*AIM OF THE TASK*
Go through the records below and write each one out again unchanged.

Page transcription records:
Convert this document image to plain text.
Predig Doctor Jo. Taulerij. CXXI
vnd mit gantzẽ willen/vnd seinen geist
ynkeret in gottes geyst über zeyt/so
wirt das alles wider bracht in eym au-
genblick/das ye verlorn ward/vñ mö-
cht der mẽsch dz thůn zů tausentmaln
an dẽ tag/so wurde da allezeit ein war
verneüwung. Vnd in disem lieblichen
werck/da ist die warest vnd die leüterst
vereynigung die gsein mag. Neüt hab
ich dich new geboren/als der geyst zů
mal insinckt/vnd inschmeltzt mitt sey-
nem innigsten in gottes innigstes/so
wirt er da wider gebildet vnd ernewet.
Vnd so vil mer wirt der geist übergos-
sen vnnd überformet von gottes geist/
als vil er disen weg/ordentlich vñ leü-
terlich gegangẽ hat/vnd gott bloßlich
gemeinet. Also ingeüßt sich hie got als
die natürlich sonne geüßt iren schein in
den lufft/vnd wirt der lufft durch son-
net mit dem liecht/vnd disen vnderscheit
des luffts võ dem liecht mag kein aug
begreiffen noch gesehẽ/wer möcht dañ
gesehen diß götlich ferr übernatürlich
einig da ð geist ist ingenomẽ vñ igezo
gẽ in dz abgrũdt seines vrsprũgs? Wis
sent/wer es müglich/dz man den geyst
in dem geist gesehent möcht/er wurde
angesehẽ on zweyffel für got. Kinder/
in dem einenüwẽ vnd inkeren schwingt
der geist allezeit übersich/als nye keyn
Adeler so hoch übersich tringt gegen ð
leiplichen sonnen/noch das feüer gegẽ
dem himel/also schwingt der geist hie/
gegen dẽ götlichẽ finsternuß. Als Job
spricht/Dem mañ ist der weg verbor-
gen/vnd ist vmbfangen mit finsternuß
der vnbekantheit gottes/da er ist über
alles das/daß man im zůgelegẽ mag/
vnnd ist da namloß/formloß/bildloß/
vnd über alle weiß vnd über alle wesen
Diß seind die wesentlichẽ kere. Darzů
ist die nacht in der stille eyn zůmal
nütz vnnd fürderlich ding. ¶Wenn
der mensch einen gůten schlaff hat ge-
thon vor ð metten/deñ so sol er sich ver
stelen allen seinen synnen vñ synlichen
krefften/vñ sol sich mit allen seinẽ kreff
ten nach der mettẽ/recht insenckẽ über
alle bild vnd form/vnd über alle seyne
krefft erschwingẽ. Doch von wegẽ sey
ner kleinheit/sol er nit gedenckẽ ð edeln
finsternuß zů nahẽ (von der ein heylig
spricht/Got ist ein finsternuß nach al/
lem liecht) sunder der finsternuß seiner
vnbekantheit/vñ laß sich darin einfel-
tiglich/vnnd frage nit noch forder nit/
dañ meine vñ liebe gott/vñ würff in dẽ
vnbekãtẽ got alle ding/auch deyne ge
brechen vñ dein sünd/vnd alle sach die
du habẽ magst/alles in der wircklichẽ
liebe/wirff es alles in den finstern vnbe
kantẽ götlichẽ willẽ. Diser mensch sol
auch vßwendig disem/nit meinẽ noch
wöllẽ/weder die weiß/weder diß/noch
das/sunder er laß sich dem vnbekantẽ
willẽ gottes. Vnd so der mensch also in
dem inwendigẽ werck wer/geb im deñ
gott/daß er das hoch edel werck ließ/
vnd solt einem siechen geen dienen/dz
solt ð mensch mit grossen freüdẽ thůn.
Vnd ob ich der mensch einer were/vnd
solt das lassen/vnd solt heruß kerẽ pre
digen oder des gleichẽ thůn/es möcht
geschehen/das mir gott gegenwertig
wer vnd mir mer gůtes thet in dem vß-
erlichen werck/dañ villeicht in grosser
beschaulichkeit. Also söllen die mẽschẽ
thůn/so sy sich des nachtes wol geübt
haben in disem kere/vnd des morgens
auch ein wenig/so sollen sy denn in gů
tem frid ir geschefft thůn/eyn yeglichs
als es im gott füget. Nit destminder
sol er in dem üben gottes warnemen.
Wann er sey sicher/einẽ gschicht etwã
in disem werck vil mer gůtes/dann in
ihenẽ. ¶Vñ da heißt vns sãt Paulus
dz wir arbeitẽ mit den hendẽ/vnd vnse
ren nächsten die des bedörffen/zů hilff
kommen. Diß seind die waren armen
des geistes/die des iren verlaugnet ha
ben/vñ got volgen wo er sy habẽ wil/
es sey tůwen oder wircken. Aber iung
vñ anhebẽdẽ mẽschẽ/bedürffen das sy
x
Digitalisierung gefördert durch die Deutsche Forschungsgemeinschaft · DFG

*REPLY TO THE EXERCISE*
Convert this document image to plain text.
Predig Doctor Jo. Taulerij. CXXI
vnd mit gantzẽ willen/vnd seinen geist
ynkeret in gottes geyst über zeyt/so
wirt das alles wider bracht in eym au-
genblick/das ye verlorn ward/vñ mö-
cht der mẽsch dz thůn zů tausentmaln
an dẽ tag/so wurde da allezeit ein war
verneüwung. Vnd in disem lieblichen
werck/da ist die warest vnd die leüterst
vereynigung die gsein mag. Neüt hab
ich dich new geboren/als der geyst zů
mal insinckt/vnd inschmeltzt mitt sey-
nem innigsten in gottes innigstes/so
wirt er da wider gebildet vnd ernewet.
Vnd so vil mer wirt der geist übergos-
sen vnnd überformet von gottes geist/
als vil er disen weg/ordentlich vñ leü-
terlich gegangẽ hat/vnd gott bloßlich
gemeinet. Also ingeüßt sich hie got als
die natürlich sonne geüßt iren schein in
den lufft/vnd wirt der lufft durch son-
net mit dem liecht/vnd disen vnderscheit
des luffts võ dem liecht mag kein aug
begreiffen noch gesehẽ/wer möcht dañ
gesehen diß götlich ferr übernatürlich
einig da ð geist ist ingenomẽ vñ igezo
gẽ in dz abgrũdt seines vrsprũgs? Wis
sent/wer es müglich/dz man den geyst
in dem geist gesehent möcht/er wurde
angesehẽ on zweyffel für got. Kinder/
in dem einenüwẽ vnd inkeren schwingt
der geist allezeit übersich/als nye keyn
Adeler so hoch übersich tringt gegen ð
leiplichen sonnen/noch das feüer gegẽ
dem himel/also schwingt der geist hie/
gegen dẽ götlichẽ finsternuß. Als Job
spricht/Dem mañ ist der weg verbor-
gen/vnd ist vmbfangen mit finsternuß
der vnbekantheit gottes/da er ist über
alles das/daß man im zůgelegẽ mag/
vnnd ist da namloß/formloß/bildloß/
vnd über alle weiß vnd über alle wesen
Diß seind die wesentlichẽ kere. Darzů
ist die nacht in der stille eyn zůmal
nütz vnnd fürderlich ding. ¶Wenn
der mensch einen gůten schlaff hat ge-
thon vor ð metten/deñ so sol er sich ver
stelen allen seinen synnen vñ synlichen
krefften/vñ sol sich mit allen seinẽ kreff
ten nach der mettẽ/recht insenckẽ über
alle bild vnd form/vnd über alle seyne
krefft erschwingẽ. Doch von wegẽ sey
ner kleinheit/sol er nit gedenckẽ ð edeln
finsternuß zů nahẽ (von der ein heylig
spricht/Got ist ein finsternuß nach al/
lem liecht) sunder der finsternuß seiner
vnbekantheit/vñ laß sich darin einfel-
tiglich/vnnd frage nit noch forder nit/
dañ meine vñ liebe gott/vñ würff in dẽ
vnbekãtẽ got alle ding/auch deyne ge
brechen vñ dein sünd/vnd alle sach die
du habẽ magst/alles in der wircklichẽ
liebe/wirff es alles in den finstern vnbe
kantẽ götlichẽ willẽ. Diser mensch sol
auch vßwendig disem/nit meinẽ noch
wöllẽ/weder die weiß/weder diß/noch
das/sunder er laß sich dem vnbekantẽ
willẽ gottes. Vnd so der mensch also in
dem inwendigẽ werck wer/geb im deñ
gott/daß er das hoch edel werck ließ/
vnd solt einem siechen geen dienen/dz
solt ð mensch mit grossen freüdẽ thůn.
Vnd ob ich der mensch einer were/vnd
solt das lassen/vnd solt heruß kerẽ pre
digen oder des gleichẽ thůn/es möcht
geschehen/das mir gott gegenwertig
wer vnd mir mer gůtes thet in dem vß-
erlichen werck/dañ villeicht in grosser
beschaulichkeit. Also söllen die mẽschẽ
thůn/so sy sich des nachtes wol geübt
haben in disem kere/vnd des morgens
auch ein wenig/so sollen sy denn in gů
tem frid ir geschefft thůn/eyn yeglichs
als es im gott füget. Nit destminder
sol er in dem üben gottes warnemen.
Wann er sey sicher/einẽ gschicht etwã
in disem werck vil mer gůtes/dann in
ihenẽ. ¶Vñ da heißt vns sãt Paulus
dz wir arbeitẽ mit den hendẽ/vnd vnse
ren nächsten die des bedörffen/zů hilff
kommen. Diß seind die waren armen
des geistes/die des iren verlaugnet ha
ben/vñ got volgen wo er sy habẽ wil/
es sey tůwen oder wircken. Aber iung
vñ anhebẽdẽ mẽschẽ/bedürffen das sy
x
Digitalisierung gefördert durch die Deutsche Forschungsgemeinschaft · DFG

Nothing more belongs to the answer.